• **Your objective**: Write out the full set of records exactly. Any pictures in them do not belong in the copy.

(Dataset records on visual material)
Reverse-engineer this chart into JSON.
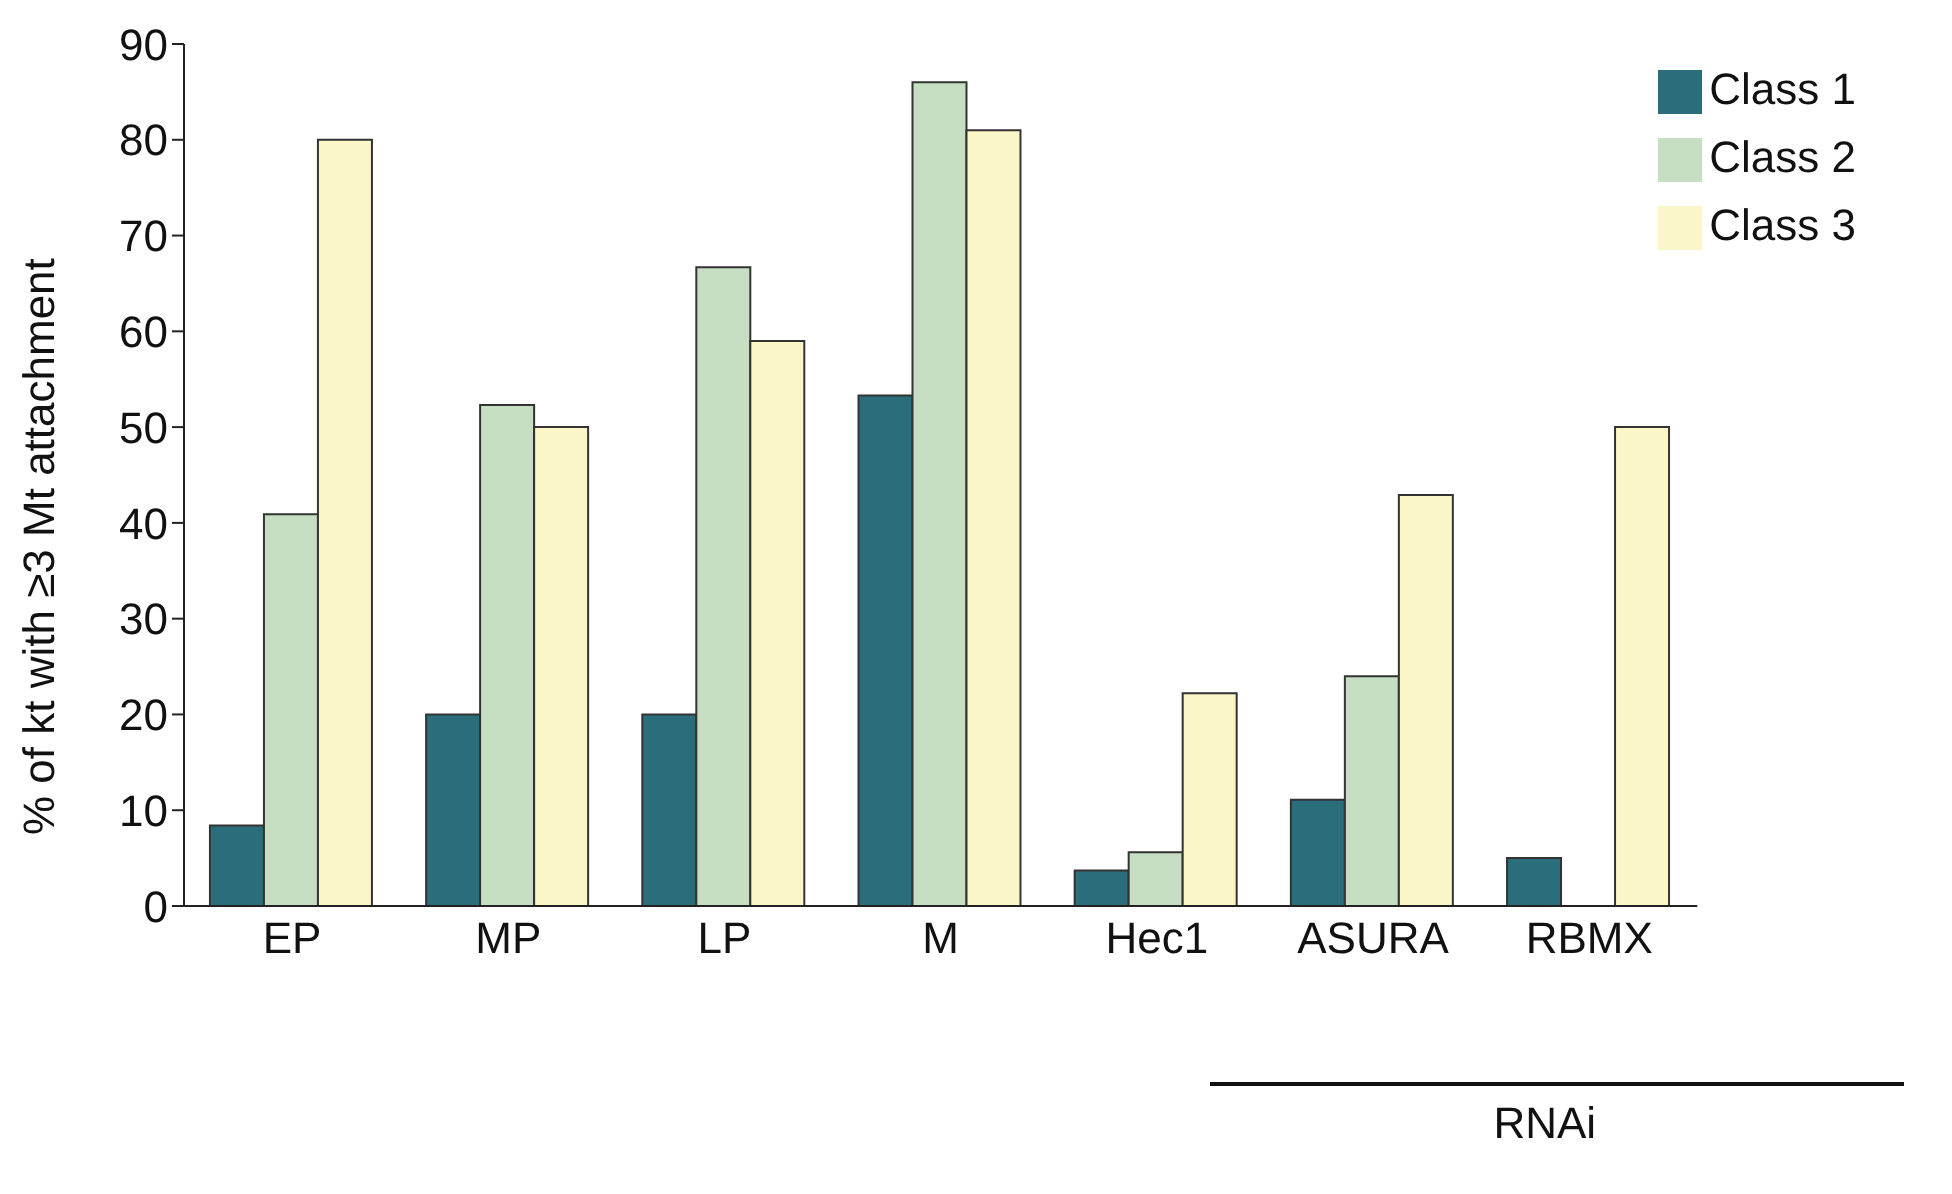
{
  "chart_data": {
    "type": "bar",
    "ylabel": "% of kt with ≥3 Mt attachment",
    "categories": [
      "EP",
      "MP",
      "LP",
      "M",
      "Hec1",
      "ASURA",
      "RBMX"
    ],
    "series": [
      {
        "name": "Class 1",
        "color": "#2a6e7c",
        "values": [
          8.4,
          20,
          20,
          53.3,
          3.7,
          11.1,
          5
        ]
      },
      {
        "name": "Class 2",
        "color": "#c6dfc2",
        "values": [
          40.9,
          52.3,
          66.7,
          86,
          5.6,
          24,
          0
        ]
      },
      {
        "name": "Class 3",
        "color": "#faf6c8",
        "values": [
          80,
          50,
          59,
          81,
          22.2,
          42.9,
          50
        ]
      }
    ],
    "ylim": [
      0,
      90
    ],
    "yticks": [
      0,
      10,
      20,
      30,
      40,
      50,
      60,
      70,
      80,
      90
    ],
    "grid": false,
    "legend": "top right",
    "annotations": [
      "RNAi"
    ]
  }
}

• **Full output**:
Reverse-engineer this chart into JSON.
{
  "chart_data": {
    "type": "bar",
    "ylabel": "% of kt with ≥3 Mt attachment",
    "categories": [
      "EP",
      "MP",
      "LP",
      "M",
      "Hec1",
      "ASURA",
      "RBMX"
    ],
    "series": [
      {
        "name": "Class 1",
        "color": "#2a6e7c",
        "values": [
          8.4,
          20,
          20,
          53.3,
          3.7,
          11.1,
          5
        ]
      },
      {
        "name": "Class 2",
        "color": "#c6dfc2",
        "values": [
          40.9,
          52.3,
          66.7,
          86,
          5.6,
          24,
          0
        ]
      },
      {
        "name": "Class 3",
        "color": "#faf6c8",
        "values": [
          80,
          50,
          59,
          81,
          22.2,
          42.9,
          50
        ]
      }
    ],
    "ylim": [
      0,
      90
    ],
    "yticks": [
      0,
      10,
      20,
      30,
      40,
      50,
      60,
      70,
      80,
      90
    ],
    "grid": false,
    "legend": "top right",
    "annotations": [
      "RNAi"
    ]
  }
}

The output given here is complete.